Leave the pictures out and print every record below exactly as it stands.

*-*-*

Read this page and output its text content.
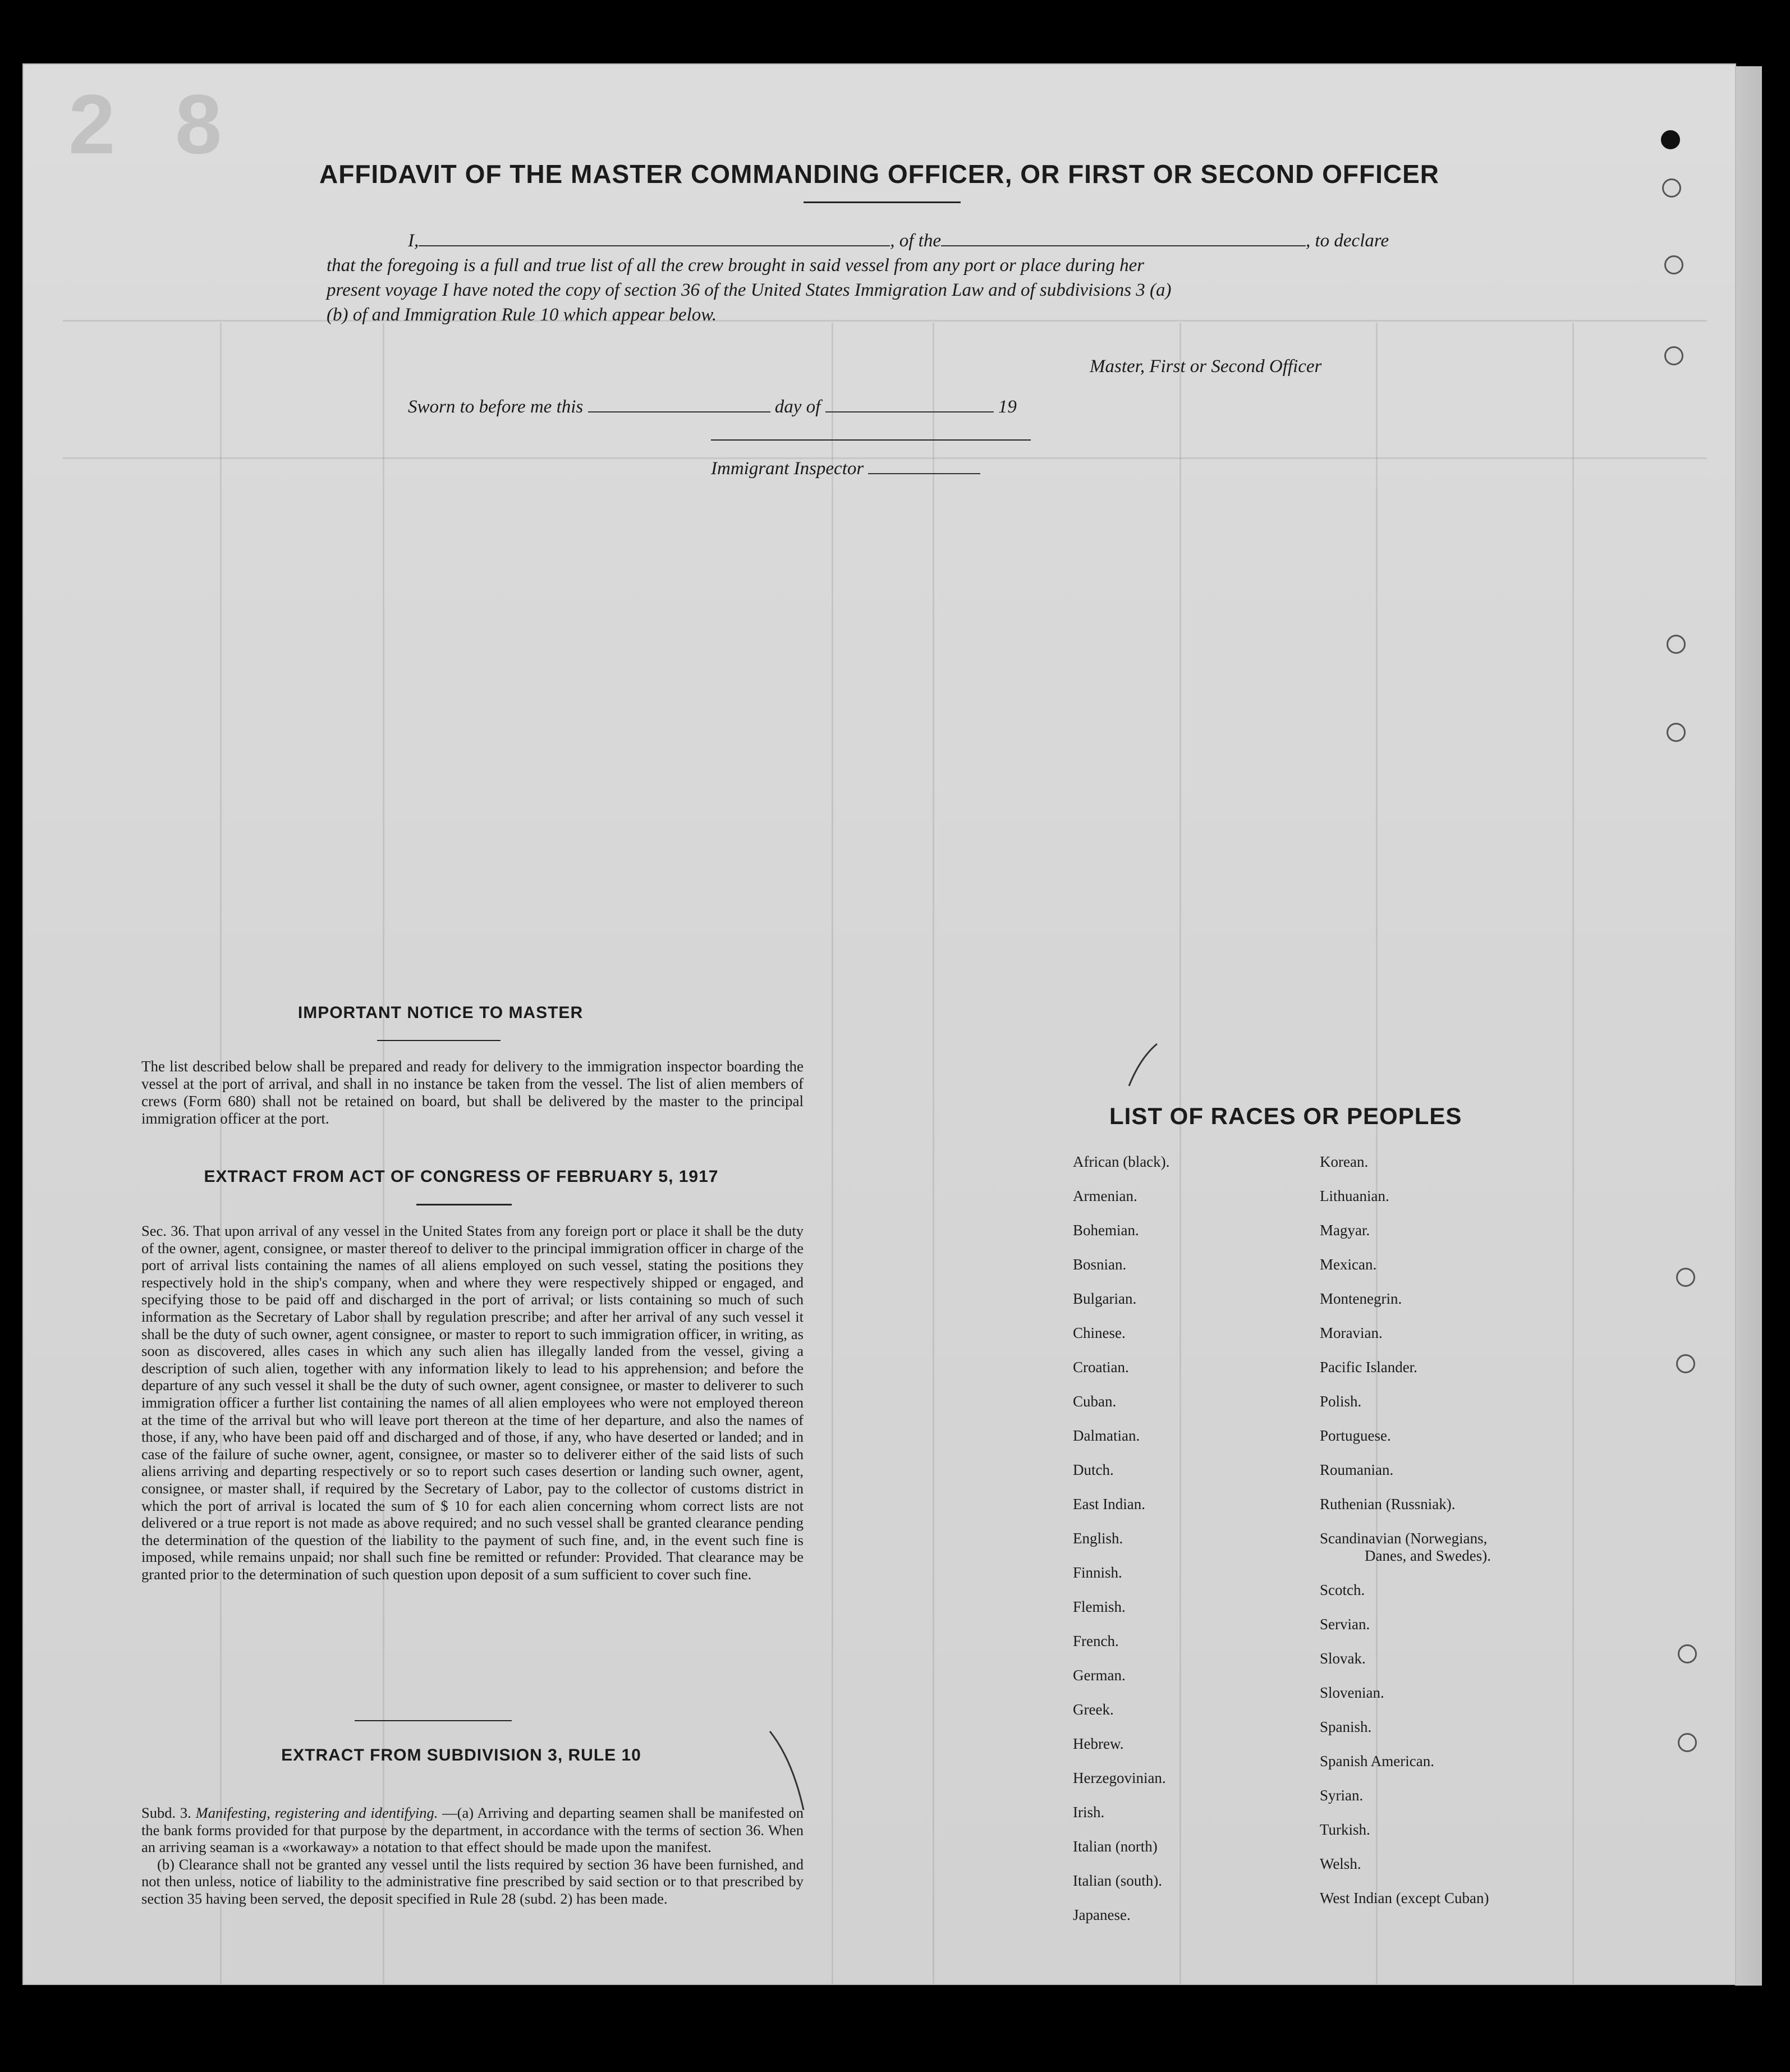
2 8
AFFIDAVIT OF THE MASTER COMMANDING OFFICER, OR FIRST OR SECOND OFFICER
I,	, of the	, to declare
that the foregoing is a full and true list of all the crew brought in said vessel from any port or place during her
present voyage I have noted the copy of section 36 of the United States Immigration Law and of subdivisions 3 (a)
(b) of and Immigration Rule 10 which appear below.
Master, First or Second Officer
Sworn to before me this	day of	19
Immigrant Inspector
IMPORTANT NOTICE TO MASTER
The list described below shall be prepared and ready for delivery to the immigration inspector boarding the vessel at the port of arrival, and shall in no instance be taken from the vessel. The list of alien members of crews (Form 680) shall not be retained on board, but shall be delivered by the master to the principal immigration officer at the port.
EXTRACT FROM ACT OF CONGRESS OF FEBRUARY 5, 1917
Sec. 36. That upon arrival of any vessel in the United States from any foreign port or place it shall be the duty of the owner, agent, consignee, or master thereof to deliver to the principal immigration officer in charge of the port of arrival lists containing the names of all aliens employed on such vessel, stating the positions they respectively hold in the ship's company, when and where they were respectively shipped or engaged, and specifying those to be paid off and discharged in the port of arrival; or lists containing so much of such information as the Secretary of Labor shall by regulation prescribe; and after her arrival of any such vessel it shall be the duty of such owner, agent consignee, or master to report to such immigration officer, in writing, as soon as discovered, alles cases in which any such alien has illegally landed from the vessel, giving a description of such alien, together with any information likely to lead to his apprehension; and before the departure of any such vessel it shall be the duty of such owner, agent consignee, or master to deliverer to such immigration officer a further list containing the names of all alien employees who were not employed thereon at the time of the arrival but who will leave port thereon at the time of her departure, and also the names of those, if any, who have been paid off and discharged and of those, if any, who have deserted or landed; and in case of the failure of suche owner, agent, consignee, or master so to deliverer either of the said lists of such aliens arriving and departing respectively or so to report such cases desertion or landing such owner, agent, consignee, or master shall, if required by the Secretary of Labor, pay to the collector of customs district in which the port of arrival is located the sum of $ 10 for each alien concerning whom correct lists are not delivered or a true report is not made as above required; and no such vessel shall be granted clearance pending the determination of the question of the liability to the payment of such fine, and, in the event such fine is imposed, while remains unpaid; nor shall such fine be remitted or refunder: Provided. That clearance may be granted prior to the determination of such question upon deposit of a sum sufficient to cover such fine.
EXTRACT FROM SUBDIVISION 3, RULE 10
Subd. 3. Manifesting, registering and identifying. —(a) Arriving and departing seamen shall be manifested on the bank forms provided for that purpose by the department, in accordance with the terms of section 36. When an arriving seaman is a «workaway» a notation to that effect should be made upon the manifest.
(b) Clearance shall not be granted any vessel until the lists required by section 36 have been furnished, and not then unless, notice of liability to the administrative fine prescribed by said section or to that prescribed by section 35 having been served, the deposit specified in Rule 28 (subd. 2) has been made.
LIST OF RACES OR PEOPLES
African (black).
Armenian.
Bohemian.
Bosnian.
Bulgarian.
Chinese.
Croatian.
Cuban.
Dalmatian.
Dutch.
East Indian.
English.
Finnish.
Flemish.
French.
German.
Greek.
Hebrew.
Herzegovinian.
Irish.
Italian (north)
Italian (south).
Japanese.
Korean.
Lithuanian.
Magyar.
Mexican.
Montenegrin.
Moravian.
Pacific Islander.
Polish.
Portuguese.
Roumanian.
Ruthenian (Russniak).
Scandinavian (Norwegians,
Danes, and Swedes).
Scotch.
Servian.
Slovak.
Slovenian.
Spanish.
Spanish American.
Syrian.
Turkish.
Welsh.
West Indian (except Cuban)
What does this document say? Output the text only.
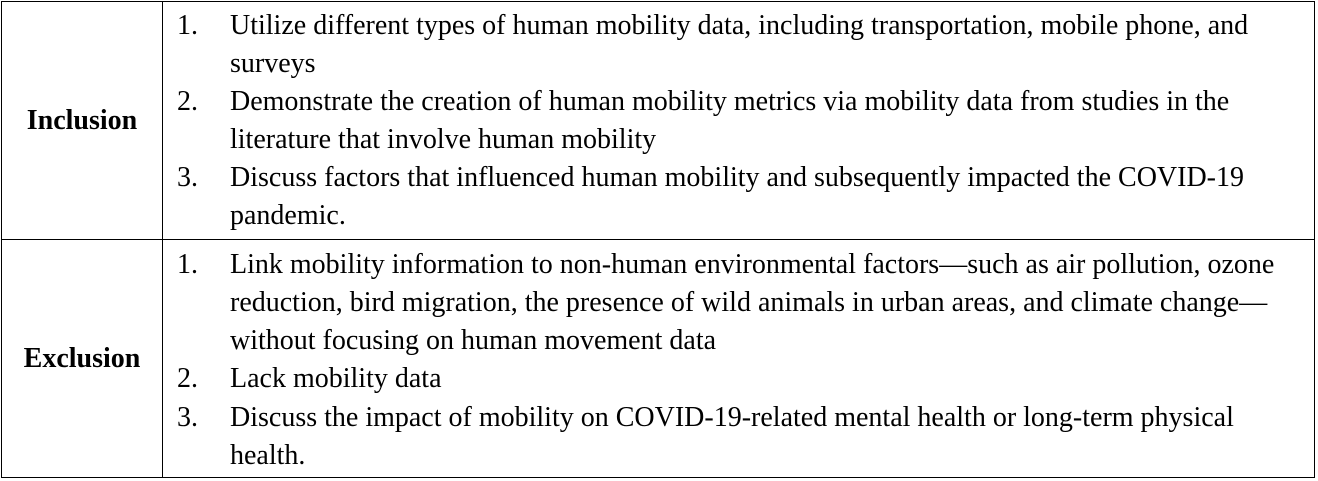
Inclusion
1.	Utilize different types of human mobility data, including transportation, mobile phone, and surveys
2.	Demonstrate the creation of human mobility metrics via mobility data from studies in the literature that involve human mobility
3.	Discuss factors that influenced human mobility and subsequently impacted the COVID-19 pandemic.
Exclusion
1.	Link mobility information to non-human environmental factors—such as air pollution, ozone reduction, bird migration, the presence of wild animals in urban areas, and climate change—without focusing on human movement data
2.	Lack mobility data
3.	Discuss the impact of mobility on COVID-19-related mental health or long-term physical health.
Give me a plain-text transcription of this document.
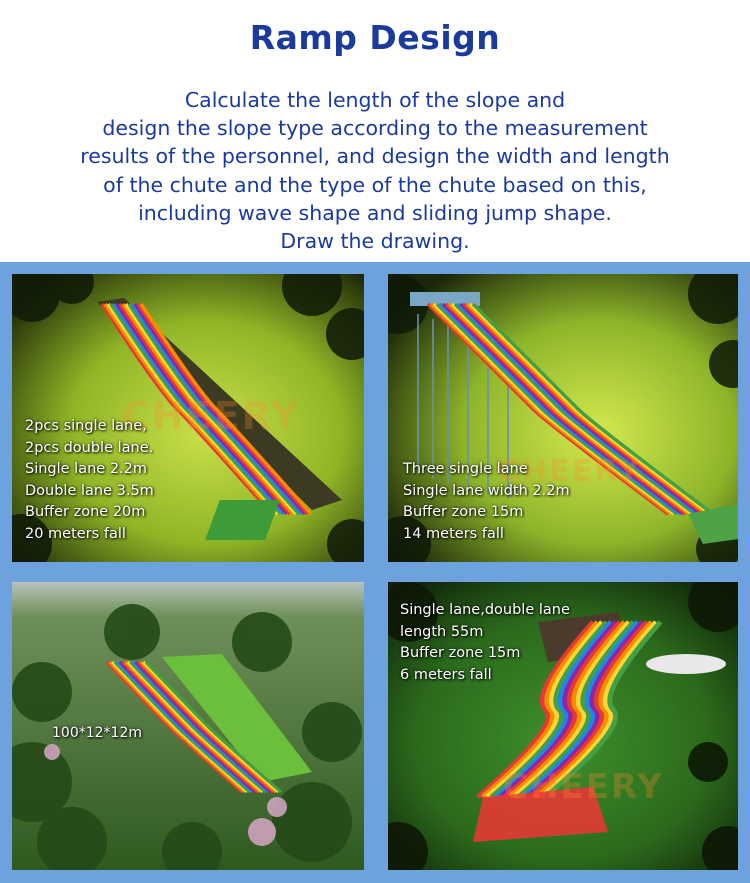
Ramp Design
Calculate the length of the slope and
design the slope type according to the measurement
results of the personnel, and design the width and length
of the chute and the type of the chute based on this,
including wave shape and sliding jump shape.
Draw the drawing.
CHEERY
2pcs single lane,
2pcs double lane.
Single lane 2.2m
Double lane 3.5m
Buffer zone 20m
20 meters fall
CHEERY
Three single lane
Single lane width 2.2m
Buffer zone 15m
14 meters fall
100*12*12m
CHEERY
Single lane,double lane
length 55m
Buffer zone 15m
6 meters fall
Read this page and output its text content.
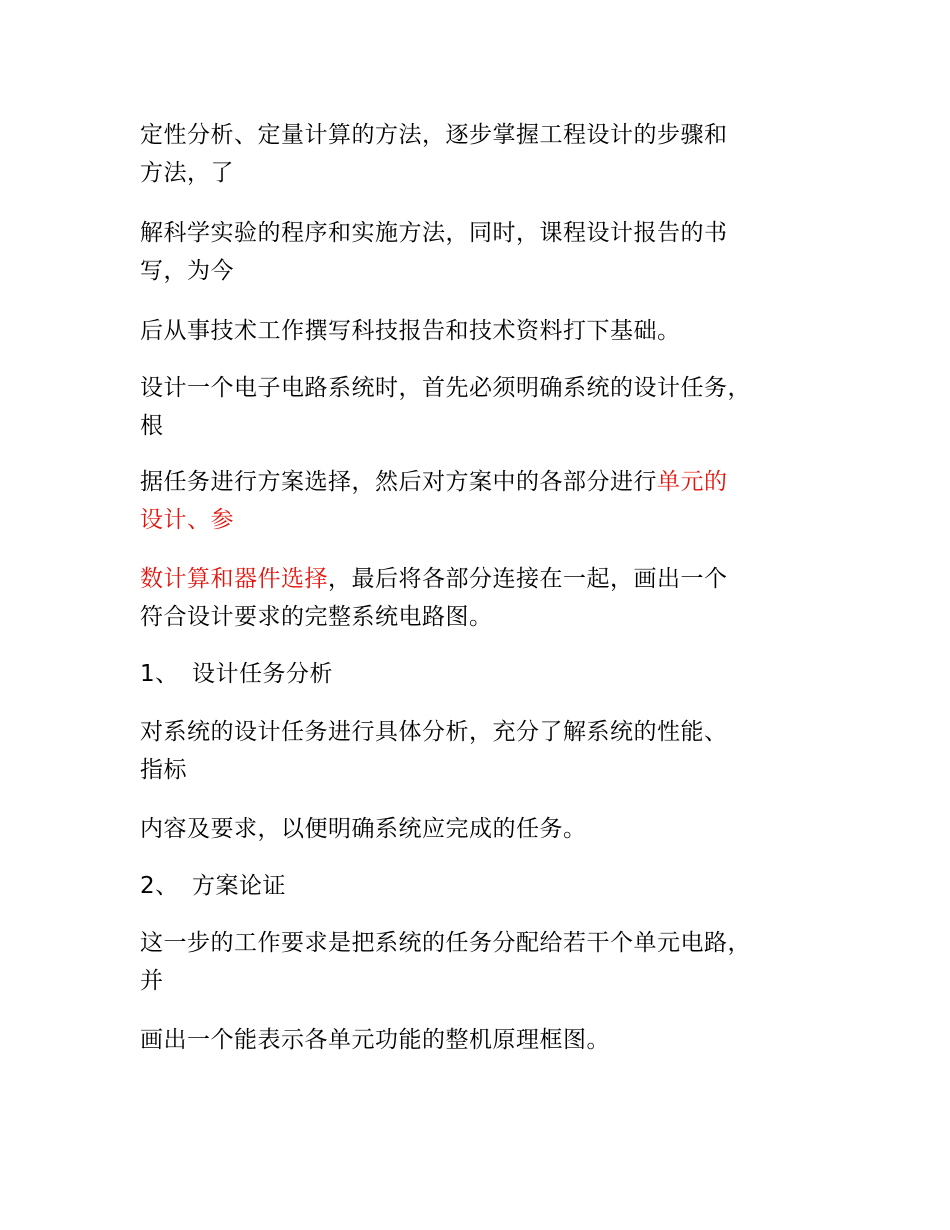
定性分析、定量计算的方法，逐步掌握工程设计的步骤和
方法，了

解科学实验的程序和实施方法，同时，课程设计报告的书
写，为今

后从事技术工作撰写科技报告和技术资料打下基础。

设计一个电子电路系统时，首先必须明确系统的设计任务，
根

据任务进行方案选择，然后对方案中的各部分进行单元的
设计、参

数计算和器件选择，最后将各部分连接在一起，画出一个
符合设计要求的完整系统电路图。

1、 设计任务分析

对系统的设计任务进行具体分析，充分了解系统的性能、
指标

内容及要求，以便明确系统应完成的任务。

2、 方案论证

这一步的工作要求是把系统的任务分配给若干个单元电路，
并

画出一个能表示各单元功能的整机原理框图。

*-*-*

__Response below__.
Read this page and output its text content.
2 8
AFFIDAVIT OF THE MASTER COMMANDING OFFICER, OR FIRST OR SECOND OFFICER
I,	, of the	, to declare
that the foregoing is a full and true list of all the crew brought in said vessel from any port or place during her
present voyage I have noted the copy of section 36 of the United States Immigration Law and of subdivisions 3 (a)
(b) of and Immigration Rule 10 which appear below.
Master, First or Second Officer
Sworn to before me this	day of	19
Immigrant Inspector
IMPORTANT NOTICE TO MASTER
The list described below shall be prepared and ready for delivery to the immigration inspector boarding the vessel at the port of arrival, and shall in no instance be taken from the vessel. The list of alien members of crews (Form 680) shall not be retained on board, but shall be delivered by the master to the principal immigration officer at the port.
EXTRACT FROM ACT OF CONGRESS OF FEBRUARY 5, 1917
Sec. 36. That upon arrival of any vessel in the United States from any foreign port or place it shall be the duty of the owner, agent, consignee, or master thereof to deliver to the principal immigration officer in charge of the port of arrival lists containing the names of all aliens employed on such vessel, stating the positions they respectively hold in the ship's company, when and where they were respectively shipped or engaged, and specifying those to be paid off and discharged in the port of arrival; or lists containing so much of such information as the Secretary of Labor shall by regulation prescribe; and after her arrival of any such vessel it shall be the duty of such owner, agent consignee, or master to report to such immigration officer, in writing, as soon as discovered, alles cases in which any such alien has illegally landed from the vessel, giving a description of such alien, together with any information likely to lead to his apprehension; and before the departure of any such vessel it shall be the duty of such owner, agent consignee, or master to deliverer to such immigration officer a further list containing the names of all alien employees who were not employed thereon at the time of the arrival but who will leave port thereon at the time of her departure, and also the names of those, if any, who have been paid off and discharged and of those, if any, who have deserted or landed; and in case of the failure of suche owner, agent, consignee, or master so to deliverer either of the said lists of such aliens arriving and departing respectively or so to report such cases desertion or landing such owner, agent, consignee, or master shall, if required by the Secretary of Labor, pay to the collector of customs district in which the port of arrival is located the sum of $ 10 for each alien concerning whom correct lists are not delivered or a true report is not made as above required; and no such vessel shall be granted clearance pending the determination of the question of the liability to the payment of such fine, and, in the event such fine is imposed, while remains unpaid; nor shall such fine be remitted or refunder: Provided. That clearance may be granted prior to the determination of such question upon deposit of a sum sufficient to cover such fine.
EXTRACT FROM SUBDIVISION 3, RULE 10
Subd. 3. Manifesting, registering and identifying. —(a) Arriving and departing seamen shall be manifested on the bank forms provided for that purpose by the department, in accordance with the terms of section 36. When an arriving seaman is a «workaway» a notation to that effect should be made upon the manifest.
(b) Clearance shall not be granted any vessel until the lists required by section 36 have been furnished, and not then unless, notice of liability to the administrative fine prescribed by said section or to that prescribed by section 35 having been served, the deposit specified in Rule 28 (subd. 2) has been made.
LIST OF RACES OR PEOPLES
African (black).
Armenian.
Bohemian.
Bosnian.
Bulgarian.
Chinese.
Croatian.
Cuban.
Dalmatian.
Dutch.
East Indian.
English.
Finnish.
Flemish.
French.
German.
Greek.
Hebrew.
Herzegovinian.
Irish.
Italian (north)
Italian (south).
Japanese.
Korean.
Lithuanian.
Magyar.
Mexican.
Montenegrin.
Moravian.
Pacific Islander.
Polish.
Portuguese.
Roumanian.
Ruthenian (Russniak).
Scandinavian (Norwegians,
Danes, and Swedes).
Scotch.
Servian.
Slovak.
Slovenian.
Spanish.
Spanish American.
Syrian.
Turkish.
Welsh.
West Indian (except Cuban)
What does this document say? Output the text only.
Inclusion
1.	Utilize different types of human mobility data, including transportation, mobile phone, and surveys
2.	Demonstrate the creation of human mobility metrics via mobility data from studies in the literature that involve human mobility
3.	Discuss factors that influenced human mobility and subsequently impacted the COVID-19 pandemic.
Exclusion
1.	Link mobility information to non-human environmental factors—such as air pollution, ozone reduction, bird migration, the presence of wild animals in urban areas, and climate change—without focusing on human movement data
2.	Lack mobility data
3.	Discuss the impact of mobility on COVID-19-related mental health or long-term physical health.
Give me a plain-text transcription of this document.
Ramp Design
Calculate the length of the slope and
design the slope type according to the measurement
results of the personnel, and design the width and length
of the chute and the type of the chute based on this,
including wave shape and sliding jump shape.
Draw the drawing.
CHEERY
2pcs single lane,
2pcs double lane.
Single lane 2.2m
Double lane 3.5m
Buffer zone 20m
20 meters fall
CHEERY
Three single lane
Single lane width 2.2m
Buffer zone 15m
14 meters fall
100*12*12m
CHEERY
Single lane,double lane
length 55m
Buffer zone 15m
6 meters fall
Read this page and output its text content.
定性分析、定量计算的方法，逐步掌握工程设计的步骤和
方法，了

解科学实验的程序和实施方法，同时，课程设计报告的书
写，为今

后从事技术工作撰写科技报告和技术资料打下基础。

设计一个电子电路系统时，首先必须明确系统的设计任务，
根

据任务进行方案选择，然后对方案中的各部分进行单元的
设计、参

数计算和器件选择，最后将各部分连接在一起，画出一个
符合设计要求的完整系统电路图。

1、 设计任务分析

对系统的设计任务进行具体分析，充分了解系统的性能、
指标

内容及要求，以便明确系统应完成的任务。

2、 方案论证

这一步的工作要求是把系统的任务分配给若干个单元电路，
并

画出一个能表示各单元功能的整机原理框图。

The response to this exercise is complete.